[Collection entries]

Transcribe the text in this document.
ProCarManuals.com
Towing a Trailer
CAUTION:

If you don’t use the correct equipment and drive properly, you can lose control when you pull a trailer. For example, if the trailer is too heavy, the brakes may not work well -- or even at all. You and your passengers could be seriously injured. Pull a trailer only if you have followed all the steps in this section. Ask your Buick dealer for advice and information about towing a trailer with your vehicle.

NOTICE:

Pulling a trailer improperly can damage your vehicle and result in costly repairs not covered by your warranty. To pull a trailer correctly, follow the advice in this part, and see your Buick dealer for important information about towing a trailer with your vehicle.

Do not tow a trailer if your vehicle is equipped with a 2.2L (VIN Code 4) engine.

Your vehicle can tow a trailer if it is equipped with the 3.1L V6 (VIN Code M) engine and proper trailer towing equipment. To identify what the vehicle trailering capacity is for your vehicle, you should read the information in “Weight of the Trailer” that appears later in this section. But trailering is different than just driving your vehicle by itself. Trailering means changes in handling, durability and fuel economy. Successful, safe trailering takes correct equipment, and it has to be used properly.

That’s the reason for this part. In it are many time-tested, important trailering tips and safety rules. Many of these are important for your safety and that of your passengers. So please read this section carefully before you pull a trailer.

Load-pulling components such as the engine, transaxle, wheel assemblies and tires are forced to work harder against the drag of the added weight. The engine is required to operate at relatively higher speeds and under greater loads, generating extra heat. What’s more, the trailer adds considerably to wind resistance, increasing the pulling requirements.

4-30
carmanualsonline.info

__THE EXERCISE__.
Each line above must be reproduced exactly as it stands.

__REPLY TO THE TASK__.
Transcribe the text in this document.
ProCarManuals.com
Towing a Trailer
CAUTION:

If you don’t use the correct equipment and drive properly, you can lose control when you pull a trailer. For example, if the trailer is too heavy, the brakes may not work well -- or even at all. You and your passengers could be seriously injured. Pull a trailer only if you have followed all the steps in this section. Ask your Buick dealer for advice and information about towing a trailer with your vehicle.

NOTICE:

Pulling a trailer improperly can damage your vehicle and result in costly repairs not covered by your warranty. To pull a trailer correctly, follow the advice in this part, and see your Buick dealer for important information about towing a trailer with your vehicle.

Do not tow a trailer if your vehicle is equipped with a 2.2L (VIN Code 4) engine.

Your vehicle can tow a trailer if it is equipped with the 3.1L V6 (VIN Code M) engine and proper trailer towing equipment. To identify what the vehicle trailering capacity is for your vehicle, you should read the information in “Weight of the Trailer” that appears later in this section. But trailering is different than just driving your vehicle by itself. Trailering means changes in handling, durability and fuel economy. Successful, safe trailering takes correct equipment, and it has to be used properly.

That’s the reason for this part. In it are many time-tested, important trailering tips and safety rules. Many of these are important for your safety and that of your passengers. So please read this section carefully before you pull a trailer.

Load-pulling components such as the engine, transaxle, wheel assemblies and tires are forced to work harder against the drag of the added weight. The engine is required to operate at relatively higher speeds and under greater loads, generating extra heat. What’s more, the trailer adds considerably to wind resistance, increasing the pulling requirements.

4-30
carmanualsonline.info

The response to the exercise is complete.